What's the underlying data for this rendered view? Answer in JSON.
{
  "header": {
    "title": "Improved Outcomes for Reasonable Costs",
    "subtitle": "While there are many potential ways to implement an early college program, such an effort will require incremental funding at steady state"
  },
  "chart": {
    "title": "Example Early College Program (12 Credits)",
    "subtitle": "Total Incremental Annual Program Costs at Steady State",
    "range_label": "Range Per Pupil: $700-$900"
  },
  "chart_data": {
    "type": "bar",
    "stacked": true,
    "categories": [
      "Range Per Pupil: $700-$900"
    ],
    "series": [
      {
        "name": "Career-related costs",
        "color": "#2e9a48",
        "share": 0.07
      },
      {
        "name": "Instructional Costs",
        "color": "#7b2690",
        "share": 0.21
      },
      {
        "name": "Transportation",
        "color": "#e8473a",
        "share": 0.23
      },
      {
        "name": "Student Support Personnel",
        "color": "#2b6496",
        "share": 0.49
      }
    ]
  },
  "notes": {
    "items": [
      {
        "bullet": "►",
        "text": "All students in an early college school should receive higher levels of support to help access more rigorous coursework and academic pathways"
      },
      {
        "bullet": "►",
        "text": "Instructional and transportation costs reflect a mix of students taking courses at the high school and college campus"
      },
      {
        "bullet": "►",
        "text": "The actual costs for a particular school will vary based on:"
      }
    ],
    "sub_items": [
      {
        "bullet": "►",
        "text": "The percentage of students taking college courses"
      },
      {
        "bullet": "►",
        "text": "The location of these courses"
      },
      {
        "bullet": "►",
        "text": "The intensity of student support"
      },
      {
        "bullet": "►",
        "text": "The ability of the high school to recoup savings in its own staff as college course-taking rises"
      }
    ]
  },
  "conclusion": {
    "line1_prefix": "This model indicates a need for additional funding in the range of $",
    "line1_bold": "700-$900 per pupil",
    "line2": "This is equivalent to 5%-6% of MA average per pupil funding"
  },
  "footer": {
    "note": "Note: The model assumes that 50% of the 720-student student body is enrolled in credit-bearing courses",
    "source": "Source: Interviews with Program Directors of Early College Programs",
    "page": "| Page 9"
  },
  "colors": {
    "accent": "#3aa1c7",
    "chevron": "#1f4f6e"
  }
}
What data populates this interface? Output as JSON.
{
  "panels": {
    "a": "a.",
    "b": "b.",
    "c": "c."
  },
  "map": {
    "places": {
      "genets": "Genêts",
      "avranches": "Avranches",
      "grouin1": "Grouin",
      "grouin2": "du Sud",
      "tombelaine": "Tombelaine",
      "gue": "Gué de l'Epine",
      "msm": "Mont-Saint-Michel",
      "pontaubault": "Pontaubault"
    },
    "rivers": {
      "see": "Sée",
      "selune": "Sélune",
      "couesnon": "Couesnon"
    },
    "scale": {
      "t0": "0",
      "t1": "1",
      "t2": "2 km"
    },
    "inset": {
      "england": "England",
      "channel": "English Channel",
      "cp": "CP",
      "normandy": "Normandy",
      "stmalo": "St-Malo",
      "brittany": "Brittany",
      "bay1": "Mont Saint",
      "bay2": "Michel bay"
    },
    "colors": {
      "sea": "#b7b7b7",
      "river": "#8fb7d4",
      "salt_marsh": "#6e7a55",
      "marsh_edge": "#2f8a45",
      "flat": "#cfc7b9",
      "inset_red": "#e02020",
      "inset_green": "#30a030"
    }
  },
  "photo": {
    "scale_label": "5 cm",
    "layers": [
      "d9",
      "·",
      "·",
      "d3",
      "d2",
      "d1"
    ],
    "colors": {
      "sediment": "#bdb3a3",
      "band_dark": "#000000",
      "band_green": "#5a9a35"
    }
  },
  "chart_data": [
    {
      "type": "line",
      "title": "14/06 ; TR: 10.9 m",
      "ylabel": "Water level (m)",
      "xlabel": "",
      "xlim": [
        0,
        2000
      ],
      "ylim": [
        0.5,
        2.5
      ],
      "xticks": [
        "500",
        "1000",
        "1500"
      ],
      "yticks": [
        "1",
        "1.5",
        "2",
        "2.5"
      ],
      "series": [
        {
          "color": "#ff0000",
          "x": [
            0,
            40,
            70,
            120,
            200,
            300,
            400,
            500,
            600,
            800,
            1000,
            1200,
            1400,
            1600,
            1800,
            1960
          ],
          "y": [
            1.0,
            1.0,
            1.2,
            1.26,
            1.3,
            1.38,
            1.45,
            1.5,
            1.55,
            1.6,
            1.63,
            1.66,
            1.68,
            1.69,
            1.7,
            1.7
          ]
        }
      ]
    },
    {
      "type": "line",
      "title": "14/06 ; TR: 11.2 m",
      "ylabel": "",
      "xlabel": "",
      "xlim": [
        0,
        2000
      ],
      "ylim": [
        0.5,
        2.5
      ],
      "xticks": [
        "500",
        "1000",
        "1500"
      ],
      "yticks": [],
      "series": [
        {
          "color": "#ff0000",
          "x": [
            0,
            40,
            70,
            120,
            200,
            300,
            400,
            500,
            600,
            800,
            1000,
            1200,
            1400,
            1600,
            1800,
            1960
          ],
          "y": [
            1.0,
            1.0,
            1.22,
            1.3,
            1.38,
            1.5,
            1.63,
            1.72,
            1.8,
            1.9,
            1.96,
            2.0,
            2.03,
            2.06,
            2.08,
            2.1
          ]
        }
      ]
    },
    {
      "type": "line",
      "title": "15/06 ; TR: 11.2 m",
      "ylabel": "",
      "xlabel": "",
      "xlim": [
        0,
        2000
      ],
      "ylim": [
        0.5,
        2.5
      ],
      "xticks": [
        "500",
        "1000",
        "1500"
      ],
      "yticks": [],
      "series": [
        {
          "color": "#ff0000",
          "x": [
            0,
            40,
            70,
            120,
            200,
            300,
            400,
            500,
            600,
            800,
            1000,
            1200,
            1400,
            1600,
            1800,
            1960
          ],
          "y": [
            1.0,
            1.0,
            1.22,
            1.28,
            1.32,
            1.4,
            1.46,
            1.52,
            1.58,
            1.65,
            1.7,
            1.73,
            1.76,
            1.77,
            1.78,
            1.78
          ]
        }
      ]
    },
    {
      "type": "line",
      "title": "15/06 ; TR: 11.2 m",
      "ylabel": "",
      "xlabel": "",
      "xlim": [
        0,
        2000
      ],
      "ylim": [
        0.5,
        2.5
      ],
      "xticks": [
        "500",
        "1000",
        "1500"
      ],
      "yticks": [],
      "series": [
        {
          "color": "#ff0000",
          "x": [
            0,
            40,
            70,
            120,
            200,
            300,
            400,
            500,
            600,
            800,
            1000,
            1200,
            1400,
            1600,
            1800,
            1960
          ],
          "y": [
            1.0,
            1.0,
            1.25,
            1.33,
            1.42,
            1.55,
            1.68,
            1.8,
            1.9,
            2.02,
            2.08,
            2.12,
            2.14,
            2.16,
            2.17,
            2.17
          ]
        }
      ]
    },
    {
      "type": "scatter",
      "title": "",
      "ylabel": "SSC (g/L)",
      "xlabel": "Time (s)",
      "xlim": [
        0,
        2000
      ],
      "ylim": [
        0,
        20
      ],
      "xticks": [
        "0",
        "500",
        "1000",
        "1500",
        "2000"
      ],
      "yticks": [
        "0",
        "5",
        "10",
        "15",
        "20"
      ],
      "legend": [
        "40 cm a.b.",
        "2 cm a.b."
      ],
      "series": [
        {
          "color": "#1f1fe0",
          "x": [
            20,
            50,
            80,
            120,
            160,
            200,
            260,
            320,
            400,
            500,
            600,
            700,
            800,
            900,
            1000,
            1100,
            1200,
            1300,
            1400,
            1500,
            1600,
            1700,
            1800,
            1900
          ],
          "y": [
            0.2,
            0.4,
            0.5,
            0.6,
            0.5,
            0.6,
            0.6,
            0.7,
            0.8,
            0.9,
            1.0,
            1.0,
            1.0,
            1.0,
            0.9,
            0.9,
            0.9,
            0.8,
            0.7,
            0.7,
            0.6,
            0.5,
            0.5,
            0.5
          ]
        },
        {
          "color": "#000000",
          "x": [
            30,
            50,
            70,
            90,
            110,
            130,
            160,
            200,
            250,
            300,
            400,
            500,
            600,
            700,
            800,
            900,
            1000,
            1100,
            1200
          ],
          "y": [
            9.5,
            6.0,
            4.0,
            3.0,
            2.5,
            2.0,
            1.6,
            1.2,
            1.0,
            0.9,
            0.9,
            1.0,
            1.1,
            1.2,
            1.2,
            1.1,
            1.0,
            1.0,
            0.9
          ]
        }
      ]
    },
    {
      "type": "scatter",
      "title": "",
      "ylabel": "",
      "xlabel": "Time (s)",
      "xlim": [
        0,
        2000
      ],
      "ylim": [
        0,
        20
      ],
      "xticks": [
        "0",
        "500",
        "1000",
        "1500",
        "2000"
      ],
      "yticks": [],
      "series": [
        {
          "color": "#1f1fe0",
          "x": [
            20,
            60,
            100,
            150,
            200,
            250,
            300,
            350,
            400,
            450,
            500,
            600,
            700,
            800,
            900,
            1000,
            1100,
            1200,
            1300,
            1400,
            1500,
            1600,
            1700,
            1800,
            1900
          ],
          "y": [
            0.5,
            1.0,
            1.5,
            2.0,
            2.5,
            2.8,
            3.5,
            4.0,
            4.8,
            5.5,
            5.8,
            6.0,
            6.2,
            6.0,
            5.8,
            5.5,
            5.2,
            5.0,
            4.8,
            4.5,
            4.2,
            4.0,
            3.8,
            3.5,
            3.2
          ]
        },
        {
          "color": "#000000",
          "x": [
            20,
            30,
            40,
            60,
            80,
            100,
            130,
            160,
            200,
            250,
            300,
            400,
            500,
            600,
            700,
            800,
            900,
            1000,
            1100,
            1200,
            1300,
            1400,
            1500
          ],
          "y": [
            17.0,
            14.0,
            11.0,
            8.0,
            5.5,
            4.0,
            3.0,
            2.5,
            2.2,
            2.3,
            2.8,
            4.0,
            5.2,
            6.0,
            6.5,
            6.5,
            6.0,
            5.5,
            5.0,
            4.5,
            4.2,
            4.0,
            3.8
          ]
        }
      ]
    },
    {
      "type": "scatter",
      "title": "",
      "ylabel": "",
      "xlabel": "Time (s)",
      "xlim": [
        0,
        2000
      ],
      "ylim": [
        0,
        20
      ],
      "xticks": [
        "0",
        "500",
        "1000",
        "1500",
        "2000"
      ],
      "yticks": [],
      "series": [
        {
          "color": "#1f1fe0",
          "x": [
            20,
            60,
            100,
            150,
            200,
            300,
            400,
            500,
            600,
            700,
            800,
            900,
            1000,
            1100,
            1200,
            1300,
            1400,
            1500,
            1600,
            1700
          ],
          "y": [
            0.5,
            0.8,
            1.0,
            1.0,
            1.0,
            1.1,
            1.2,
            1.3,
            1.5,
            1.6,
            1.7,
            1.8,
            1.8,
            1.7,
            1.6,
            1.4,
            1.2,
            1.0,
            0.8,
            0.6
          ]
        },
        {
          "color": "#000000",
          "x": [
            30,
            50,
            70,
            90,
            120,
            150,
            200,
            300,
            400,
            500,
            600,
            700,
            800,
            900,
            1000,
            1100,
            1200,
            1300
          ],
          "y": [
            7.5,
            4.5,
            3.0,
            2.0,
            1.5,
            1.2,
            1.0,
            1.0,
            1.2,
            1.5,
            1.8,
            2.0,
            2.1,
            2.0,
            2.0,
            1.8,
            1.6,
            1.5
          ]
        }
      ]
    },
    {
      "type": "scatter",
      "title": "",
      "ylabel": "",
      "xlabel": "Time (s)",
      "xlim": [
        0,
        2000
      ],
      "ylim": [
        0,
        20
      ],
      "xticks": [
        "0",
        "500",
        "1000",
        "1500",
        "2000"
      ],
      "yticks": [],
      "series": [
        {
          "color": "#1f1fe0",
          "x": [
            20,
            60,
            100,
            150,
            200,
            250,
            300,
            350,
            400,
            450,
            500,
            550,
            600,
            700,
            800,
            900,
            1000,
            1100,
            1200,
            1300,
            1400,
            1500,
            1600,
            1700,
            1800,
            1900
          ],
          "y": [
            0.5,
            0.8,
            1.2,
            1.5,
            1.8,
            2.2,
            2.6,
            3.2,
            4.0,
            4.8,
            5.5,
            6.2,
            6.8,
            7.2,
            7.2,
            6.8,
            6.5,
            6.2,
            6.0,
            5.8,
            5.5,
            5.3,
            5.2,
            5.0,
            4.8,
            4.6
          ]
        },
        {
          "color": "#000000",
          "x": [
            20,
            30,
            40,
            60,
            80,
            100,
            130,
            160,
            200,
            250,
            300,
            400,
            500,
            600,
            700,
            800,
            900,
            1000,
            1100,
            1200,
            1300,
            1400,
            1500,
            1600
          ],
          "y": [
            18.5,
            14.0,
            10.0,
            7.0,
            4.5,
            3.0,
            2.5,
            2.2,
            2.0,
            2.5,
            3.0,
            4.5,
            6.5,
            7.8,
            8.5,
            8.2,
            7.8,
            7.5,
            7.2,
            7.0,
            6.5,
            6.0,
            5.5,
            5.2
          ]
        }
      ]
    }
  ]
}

Instruction → Show each line of the data that contains the string "JSON".

The completed task →
What's the underlying data for this rendered view? Answer in JSON.
What data populates this interface? Output as JSON.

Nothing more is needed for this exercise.